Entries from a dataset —
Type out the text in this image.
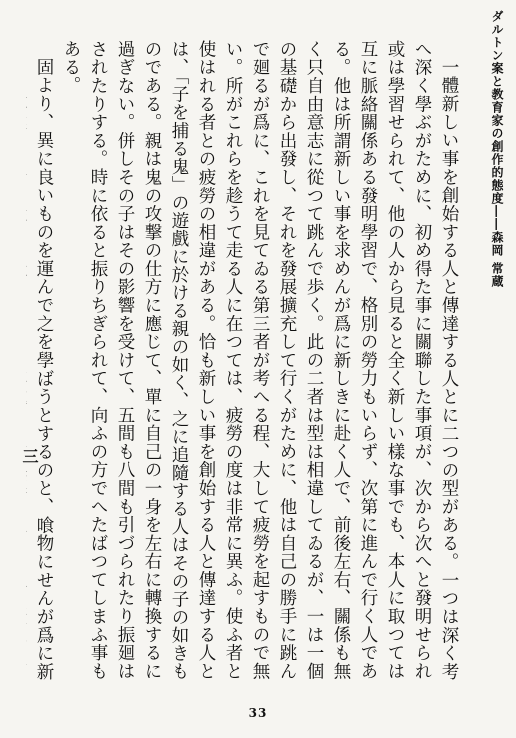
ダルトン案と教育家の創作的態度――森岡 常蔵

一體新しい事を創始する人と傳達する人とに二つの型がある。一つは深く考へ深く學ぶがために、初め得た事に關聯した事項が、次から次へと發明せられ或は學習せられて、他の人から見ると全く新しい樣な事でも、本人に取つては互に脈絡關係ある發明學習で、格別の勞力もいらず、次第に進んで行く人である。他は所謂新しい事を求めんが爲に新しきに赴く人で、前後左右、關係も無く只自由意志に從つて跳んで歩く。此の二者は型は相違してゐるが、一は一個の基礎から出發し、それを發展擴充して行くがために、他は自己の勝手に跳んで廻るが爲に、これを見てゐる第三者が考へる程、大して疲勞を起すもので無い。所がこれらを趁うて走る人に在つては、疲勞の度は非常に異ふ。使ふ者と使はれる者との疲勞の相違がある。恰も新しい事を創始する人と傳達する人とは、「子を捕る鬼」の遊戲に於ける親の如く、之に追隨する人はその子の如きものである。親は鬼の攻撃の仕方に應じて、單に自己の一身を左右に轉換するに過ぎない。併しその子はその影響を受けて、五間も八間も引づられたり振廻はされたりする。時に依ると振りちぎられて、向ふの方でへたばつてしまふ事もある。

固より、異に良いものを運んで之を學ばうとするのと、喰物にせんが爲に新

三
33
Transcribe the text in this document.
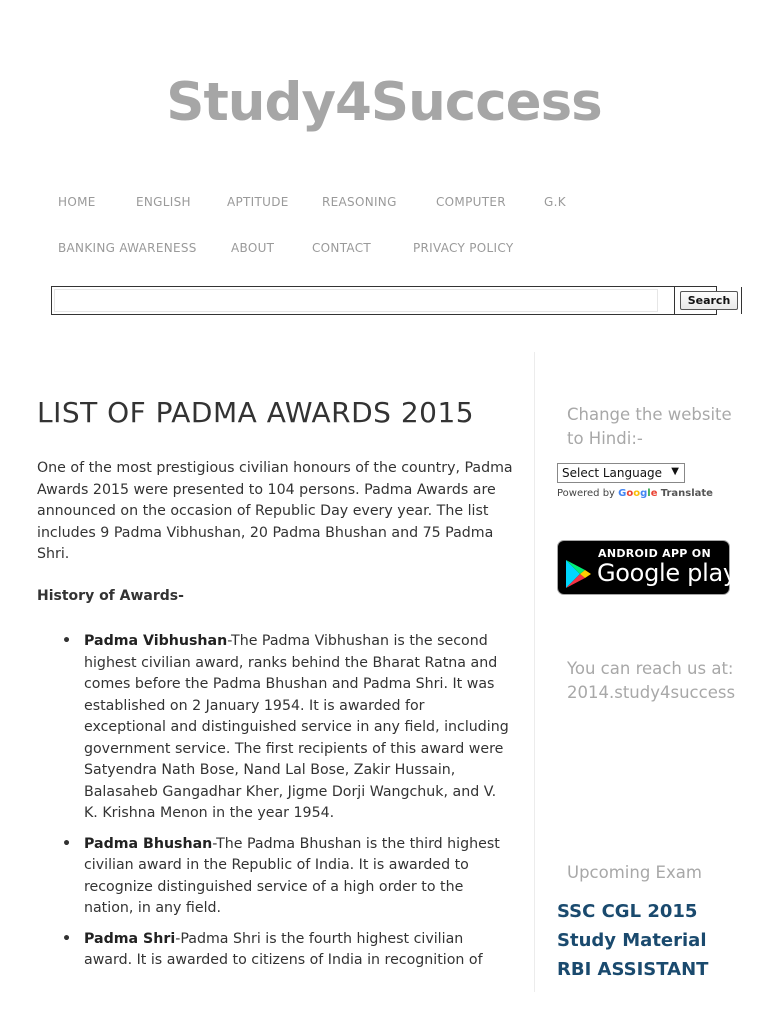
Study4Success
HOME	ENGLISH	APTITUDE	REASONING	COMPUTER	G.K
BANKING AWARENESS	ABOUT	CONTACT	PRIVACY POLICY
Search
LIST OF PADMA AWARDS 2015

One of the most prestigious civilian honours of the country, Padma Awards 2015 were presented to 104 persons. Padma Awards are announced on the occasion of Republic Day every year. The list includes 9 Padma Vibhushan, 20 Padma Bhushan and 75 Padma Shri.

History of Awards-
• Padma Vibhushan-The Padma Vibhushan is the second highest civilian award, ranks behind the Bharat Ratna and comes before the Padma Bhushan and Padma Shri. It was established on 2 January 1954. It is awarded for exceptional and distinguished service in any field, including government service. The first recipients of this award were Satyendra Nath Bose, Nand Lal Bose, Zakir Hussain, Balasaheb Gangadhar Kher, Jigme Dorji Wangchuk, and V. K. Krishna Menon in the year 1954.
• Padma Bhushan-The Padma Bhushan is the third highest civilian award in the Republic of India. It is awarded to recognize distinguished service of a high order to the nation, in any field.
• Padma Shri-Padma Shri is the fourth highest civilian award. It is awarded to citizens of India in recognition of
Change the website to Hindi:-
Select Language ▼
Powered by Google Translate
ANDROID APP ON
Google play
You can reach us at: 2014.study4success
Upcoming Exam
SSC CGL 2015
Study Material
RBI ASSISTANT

THE TASK — Transcribe every entry above exactly. Omit all pictures.

THE REPLY —
Type out the text in this image.
ダルトン案と教育家の創作的態度――森岡 常蔵

一體新しい事を創始する人と傳達する人とに二つの型がある。一つは深く考へ深く學ぶがために、初め得た事に關聯した事項が、次から次へと發明せられ或は學習せられて、他の人から見ると全く新しい樣な事でも、本人に取つては互に脈絡關係ある發明學習で、格別の勞力もいらず、次第に進んで行く人である。他は所謂新しい事を求めんが爲に新しきに赴く人で、前後左右、關係も無く只自由意志に從つて跳んで歩く。此の二者は型は相違してゐるが、一は一個の基礎から出發し、それを發展擴充して行くがために、他は自己の勝手に跳んで廻るが爲に、これを見てゐる第三者が考へる程、大して疲勞を起すもので無い。所がこれらを趁うて走る人に在つては、疲勞の度は非常に異ふ。使ふ者と使はれる者との疲勞の相違がある。恰も新しい事を創始する人と傳達する人とは、「子を捕る鬼」の遊戲に於ける親の如く、之に追隨する人はその子の如きものである。親は鬼の攻撃の仕方に應じて、單に自己の一身を左右に轉換するに過ぎない。併しその子はその影響を受けて、五間も八間も引づられたり振廻はされたりする。時に依ると振りちぎられて、向ふの方でへたばつてしまふ事もある。

固より、異に良いものを運んで之を學ばうとするのと、喰物にせんが爲に新

三
33
Transcribe the text in this document.
Study4Success
HOME	ENGLISH	APTITUDE	REASONING	COMPUTER	G.K
BANKING AWARENESS	ABOUT	CONTACT	PRIVACY POLICY
Search
LIST OF PADMA AWARDS 2015

One of the most prestigious civilian honours of the country, Padma Awards 2015 were presented to 104 persons. Padma Awards are announced on the occasion of Republic Day every year. The list includes 9 Padma Vibhushan, 20 Padma Bhushan and 75 Padma Shri.

History of Awards-
• Padma Vibhushan-The Padma Vibhushan is the second highest civilian award, ranks behind the Bharat Ratna and comes before the Padma Bhushan and Padma Shri. It was established on 2 January 1954. It is awarded for exceptional and distinguished service in any field, including government service. The first recipients of this award were Satyendra Nath Bose, Nand Lal Bose, Zakir Hussain, Balasaheb Gangadhar Kher, Jigme Dorji Wangchuk, and V. K. Krishna Menon in the year 1954.
• Padma Bhushan-The Padma Bhushan is the third highest civilian award in the Republic of India. It is awarded to recognize distinguished service of a high order to the nation, in any field.
• Padma Shri-Padma Shri is the fourth highest civilian award. It is awarded to citizens of India in recognition of
Change the website to Hindi:-
Select Language ▼
Powered by Google Translate
ANDROID APP ON
Google play
You can reach us at: 2014.study4success
Upcoming Exam
SSC CGL 2015
Study Material
RBI ASSISTANT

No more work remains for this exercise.